=== Stated goal ===
Reproduce all entries precisely, down to the last character.

=== Raw records ===
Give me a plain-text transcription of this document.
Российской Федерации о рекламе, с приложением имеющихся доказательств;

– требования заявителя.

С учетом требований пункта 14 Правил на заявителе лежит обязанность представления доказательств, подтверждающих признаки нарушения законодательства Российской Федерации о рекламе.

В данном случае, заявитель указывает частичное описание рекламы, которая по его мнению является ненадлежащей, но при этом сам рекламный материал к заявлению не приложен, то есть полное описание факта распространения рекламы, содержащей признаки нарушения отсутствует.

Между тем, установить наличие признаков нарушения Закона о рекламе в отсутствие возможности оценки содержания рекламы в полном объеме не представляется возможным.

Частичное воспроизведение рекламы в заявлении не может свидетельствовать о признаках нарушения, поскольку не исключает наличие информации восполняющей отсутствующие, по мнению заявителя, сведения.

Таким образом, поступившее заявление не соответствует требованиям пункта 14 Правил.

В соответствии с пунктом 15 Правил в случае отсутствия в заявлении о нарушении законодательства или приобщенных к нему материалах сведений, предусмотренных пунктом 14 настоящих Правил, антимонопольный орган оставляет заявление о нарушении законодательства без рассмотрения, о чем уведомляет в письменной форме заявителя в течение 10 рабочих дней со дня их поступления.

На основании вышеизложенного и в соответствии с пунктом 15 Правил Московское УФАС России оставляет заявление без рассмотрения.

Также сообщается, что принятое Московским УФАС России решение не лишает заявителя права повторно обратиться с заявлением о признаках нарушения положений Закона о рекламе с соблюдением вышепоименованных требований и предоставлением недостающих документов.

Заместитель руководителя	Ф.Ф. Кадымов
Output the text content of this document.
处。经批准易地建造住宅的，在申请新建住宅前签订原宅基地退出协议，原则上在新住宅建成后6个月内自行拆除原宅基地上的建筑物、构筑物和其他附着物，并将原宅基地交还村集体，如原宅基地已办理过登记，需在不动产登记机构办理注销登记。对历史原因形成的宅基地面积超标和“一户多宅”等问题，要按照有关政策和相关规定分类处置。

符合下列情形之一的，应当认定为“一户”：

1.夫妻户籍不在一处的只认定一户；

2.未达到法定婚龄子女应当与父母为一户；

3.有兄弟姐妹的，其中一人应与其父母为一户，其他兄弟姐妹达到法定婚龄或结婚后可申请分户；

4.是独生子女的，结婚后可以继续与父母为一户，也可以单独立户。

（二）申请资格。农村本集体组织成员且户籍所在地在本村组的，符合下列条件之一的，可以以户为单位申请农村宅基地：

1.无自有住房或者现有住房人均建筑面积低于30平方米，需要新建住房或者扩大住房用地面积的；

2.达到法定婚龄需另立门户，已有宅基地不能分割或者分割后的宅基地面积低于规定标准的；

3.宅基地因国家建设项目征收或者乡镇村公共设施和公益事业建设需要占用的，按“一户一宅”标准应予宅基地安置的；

=== Correct response ===
Give me a plain-text transcription of this document.
Российской Федерации о рекламе, с приложением имеющихся доказательств;

– требования заявителя.

С учетом требований пункта 14 Правил на заявителе лежит обязанность представления доказательств, подтверждающих признаки нарушения законодательства Российской Федерации о рекламе.

В данном случае, заявитель указывает частичное описание рекламы, которая по его мнению является ненадлежащей, но при этом сам рекламный материал к заявлению не приложен, то есть полное описание факта распространения рекламы, содержащей признаки нарушения отсутствует.

Между тем, установить наличие признаков нарушения Закона о рекламе в отсутствие возможности оценки содержания рекламы в полном объеме не представляется возможным.

Частичное воспроизведение рекламы в заявлении не может свидетельствовать о признаках нарушения, поскольку не исключает наличие информации восполняющей отсутствующие, по мнению заявителя, сведения.

Таким образом, поступившее заявление не соответствует требованиям пункта 14 Правил.

В соответствии с пунктом 15 Правил в случае отсутствия в заявлении о нарушении законодательства или приобщенных к нему материалах сведений, предусмотренных пунктом 14 настоящих Правил, антимонопольный орган оставляет заявление о нарушении законодательства без рассмотрения, о чем уведомляет в письменной форме заявителя в течение 10 рабочих дней со дня их поступления.

На основании вышеизложенного и в соответствии с пунктом 15 Правил Московское УФАС России оставляет заявление без рассмотрения.

Также сообщается, что принятое Московским УФАС России решение не лишает заявителя права повторно обратиться с заявлением о признаках нарушения положений Закона о рекламе с соблюдением вышепоименованных требований и предоставлением недостающих документов.

Заместитель руководителя	Ф.Ф. Кадымов
Output the text content of this document.
处。经批准易地建造住宅的，在申请新建住宅前签订原宅基地退出协议，原则上在新住宅建成后6个月内自行拆除原宅基地上的建筑物、构筑物和其他附着物，并将原宅基地交还村集体，如原宅基地已办理过登记，需在不动产登记机构办理注销登记。对历史原因形成的宅基地面积超标和“一户多宅”等问题，要按照有关政策和相关规定分类处置。

符合下列情形之一的，应当认定为“一户”：

1.夫妻户籍不在一处的只认定一户；

2.未达到法定婚龄子女应当与父母为一户；

3.有兄弟姐妹的，其中一人应与其父母为一户，其他兄弟姐妹达到法定婚龄或结婚后可申请分户；

4.是独生子女的，结婚后可以继续与父母为一户，也可以单独立户。

（二）申请资格。农村本集体组织成员且户籍所在地在本村组的，符合下列条件之一的，可以以户为单位申请农村宅基地：

1.无自有住房或者现有住房人均建筑面积低于30平方米，需要新建住房或者扩大住房用地面积的；

2.达到法定婚龄需另立门户，已有宅基地不能分割或者分割后的宅基地面积低于规定标准的；

3.宅基地因国家建设项目征收或者乡镇村公共设施和公益事业建设需要占用的，按“一户一宅”标准应予宅基地安置的；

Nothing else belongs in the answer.